Raw records -

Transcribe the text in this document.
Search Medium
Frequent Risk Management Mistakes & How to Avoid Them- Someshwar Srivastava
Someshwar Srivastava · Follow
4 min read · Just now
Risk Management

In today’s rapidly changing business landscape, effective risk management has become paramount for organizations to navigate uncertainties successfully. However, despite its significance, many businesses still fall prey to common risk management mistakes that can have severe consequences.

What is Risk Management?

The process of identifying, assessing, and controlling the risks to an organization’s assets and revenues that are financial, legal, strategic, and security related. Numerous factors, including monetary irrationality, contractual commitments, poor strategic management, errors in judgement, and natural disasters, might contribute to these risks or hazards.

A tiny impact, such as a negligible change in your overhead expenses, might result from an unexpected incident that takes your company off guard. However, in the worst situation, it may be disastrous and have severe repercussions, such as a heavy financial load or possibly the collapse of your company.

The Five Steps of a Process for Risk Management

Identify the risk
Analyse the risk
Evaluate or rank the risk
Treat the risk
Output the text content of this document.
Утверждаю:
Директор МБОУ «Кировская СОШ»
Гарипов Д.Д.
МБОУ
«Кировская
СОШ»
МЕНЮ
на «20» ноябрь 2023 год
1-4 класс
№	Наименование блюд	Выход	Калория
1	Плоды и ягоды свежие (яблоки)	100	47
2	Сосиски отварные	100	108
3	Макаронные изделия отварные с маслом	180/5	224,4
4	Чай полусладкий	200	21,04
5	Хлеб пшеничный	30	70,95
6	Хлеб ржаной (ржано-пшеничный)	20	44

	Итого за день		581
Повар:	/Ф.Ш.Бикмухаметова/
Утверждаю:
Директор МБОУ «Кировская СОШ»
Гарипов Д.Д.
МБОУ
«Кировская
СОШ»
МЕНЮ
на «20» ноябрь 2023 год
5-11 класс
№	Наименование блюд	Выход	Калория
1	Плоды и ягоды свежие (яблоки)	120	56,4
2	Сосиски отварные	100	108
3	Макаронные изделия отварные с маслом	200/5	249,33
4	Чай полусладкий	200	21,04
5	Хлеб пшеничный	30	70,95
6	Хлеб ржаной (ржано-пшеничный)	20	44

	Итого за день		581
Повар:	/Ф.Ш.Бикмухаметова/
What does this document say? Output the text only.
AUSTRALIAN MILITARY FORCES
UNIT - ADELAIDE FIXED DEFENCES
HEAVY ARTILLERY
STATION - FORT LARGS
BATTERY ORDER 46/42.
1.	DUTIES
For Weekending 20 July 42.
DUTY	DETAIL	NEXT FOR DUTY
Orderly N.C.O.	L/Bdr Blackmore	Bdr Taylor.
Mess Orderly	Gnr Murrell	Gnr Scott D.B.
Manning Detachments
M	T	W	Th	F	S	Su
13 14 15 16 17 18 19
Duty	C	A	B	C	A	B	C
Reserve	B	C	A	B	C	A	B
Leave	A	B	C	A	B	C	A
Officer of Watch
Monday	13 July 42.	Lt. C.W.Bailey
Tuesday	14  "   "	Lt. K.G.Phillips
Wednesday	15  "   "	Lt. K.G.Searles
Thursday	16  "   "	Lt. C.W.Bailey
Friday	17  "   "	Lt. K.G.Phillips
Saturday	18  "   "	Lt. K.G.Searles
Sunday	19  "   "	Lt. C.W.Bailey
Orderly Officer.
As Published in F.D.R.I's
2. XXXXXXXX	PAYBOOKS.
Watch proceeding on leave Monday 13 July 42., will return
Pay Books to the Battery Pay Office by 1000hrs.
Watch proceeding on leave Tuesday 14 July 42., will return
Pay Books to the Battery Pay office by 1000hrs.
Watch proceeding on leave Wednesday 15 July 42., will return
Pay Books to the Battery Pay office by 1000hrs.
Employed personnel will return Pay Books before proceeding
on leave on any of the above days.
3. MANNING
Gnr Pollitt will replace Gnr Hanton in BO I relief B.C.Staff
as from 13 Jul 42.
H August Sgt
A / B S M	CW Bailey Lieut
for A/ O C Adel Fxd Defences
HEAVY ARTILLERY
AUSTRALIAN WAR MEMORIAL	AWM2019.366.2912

Aim - Copy out the whole listing exactly as written.

Expected output -
Transcribe the text in this document.
Search Medium
Frequent Risk Management Mistakes & How to Avoid Them- Someshwar Srivastava
Someshwar Srivastava · Follow
4 min read · Just now
Risk Management

In today’s rapidly changing business landscape, effective risk management has become paramount for organizations to navigate uncertainties successfully. However, despite its significance, many businesses still fall prey to common risk management mistakes that can have severe consequences.

What is Risk Management?

The process of identifying, assessing, and controlling the risks to an organization’s assets and revenues that are financial, legal, strategic, and security related. Numerous factors, including monetary irrationality, contractual commitments, poor strategic management, errors in judgement, and natural disasters, might contribute to these risks or hazards.

A tiny impact, such as a negligible change in your overhead expenses, might result from an unexpected incident that takes your company off guard. However, in the worst situation, it may be disastrous and have severe repercussions, such as a heavy financial load or possibly the collapse of your company.

The Five Steps of a Process for Risk Management

Identify the risk
Analyse the risk
Evaluate or rank the risk
Treat the risk
Output the text content of this document.
Утверждаю:
Директор МБОУ «Кировская СОШ»
Гарипов Д.Д.
МБОУ
«Кировская
СОШ»
МЕНЮ
на «20» ноябрь 2023 год
1-4 класс
№	Наименование блюд	Выход	Калория
1	Плоды и ягоды свежие (яблоки)	100	47
2	Сосиски отварные	100	108
3	Макаронные изделия отварные с маслом	180/5	224,4
4	Чай полусладкий	200	21,04
5	Хлеб пшеничный	30	70,95
6	Хлеб ржаной (ржано-пшеничный)	20	44

	Итого за день		581
Повар:	/Ф.Ш.Бикмухаметова/
Утверждаю:
Директор МБОУ «Кировская СОШ»
Гарипов Д.Д.
МБОУ
«Кировская
СОШ»
МЕНЮ
на «20» ноябрь 2023 год
5-11 класс
№	Наименование блюд	Выход	Калория
1	Плоды и ягоды свежие (яблоки)	120	56,4
2	Сосиски отварные	100	108
3	Макаронные изделия отварные с маслом	200/5	249,33
4	Чай полусладкий	200	21,04
5	Хлеб пшеничный	30	70,95
6	Хлеб ржаной (ржано-пшеничный)	20	44

	Итого за день		581
Повар:	/Ф.Ш.Бикмухаметова/
What does this document say? Output the text only.
AUSTRALIAN MILITARY FORCES
UNIT - ADELAIDE FIXED DEFENCES
HEAVY ARTILLERY
STATION - FORT LARGS
BATTERY ORDER 46/42.
1.	DUTIES
For Weekending 20 July 42.
DUTY	DETAIL	NEXT FOR DUTY
Orderly N.C.O.	L/Bdr Blackmore	Bdr Taylor.
Mess Orderly	Gnr Murrell	Gnr Scott D.B.
Manning Detachments
M	T	W	Th	F	S	Su
13 14 15 16 17 18 19
Duty	C	A	B	C	A	B	C
Reserve	B	C	A	B	C	A	B
Leave	A	B	C	A	B	C	A
Officer of Watch
Monday	13 July 42.	Lt. C.W.Bailey
Tuesday	14  "   "	Lt. K.G.Phillips
Wednesday	15  "   "	Lt. K.G.Searles
Thursday	16  "   "	Lt. C.W.Bailey
Friday	17  "   "	Lt. K.G.Phillips
Saturday	18  "   "	Lt. K.G.Searles
Sunday	19  "   "	Lt. C.W.Bailey
Orderly Officer.
As Published in F.D.R.I's
2. XXXXXXXX	PAYBOOKS.
Watch proceeding on leave Monday 13 July 42., will return
Pay Books to the Battery Pay Office by 1000hrs.
Watch proceeding on leave Tuesday 14 July 42., will return
Pay Books to the Battery Pay office by 1000hrs.
Watch proceeding on leave Wednesday 15 July 42., will return
Pay Books to the Battery Pay office by 1000hrs.
Employed personnel will return Pay Books before proceeding
on leave on any of the above days.
3. MANNING
Gnr Pollitt will replace Gnr Hanton in BO I relief B.C.Staff
as from 13 Jul 42.
H August Sgt
A / B S M	CW Bailey Lieut
for A/ O C Adel Fxd Defences
HEAVY ARTILLERY
AUSTRALIAN WAR MEMORIAL	AWM2019.366.2912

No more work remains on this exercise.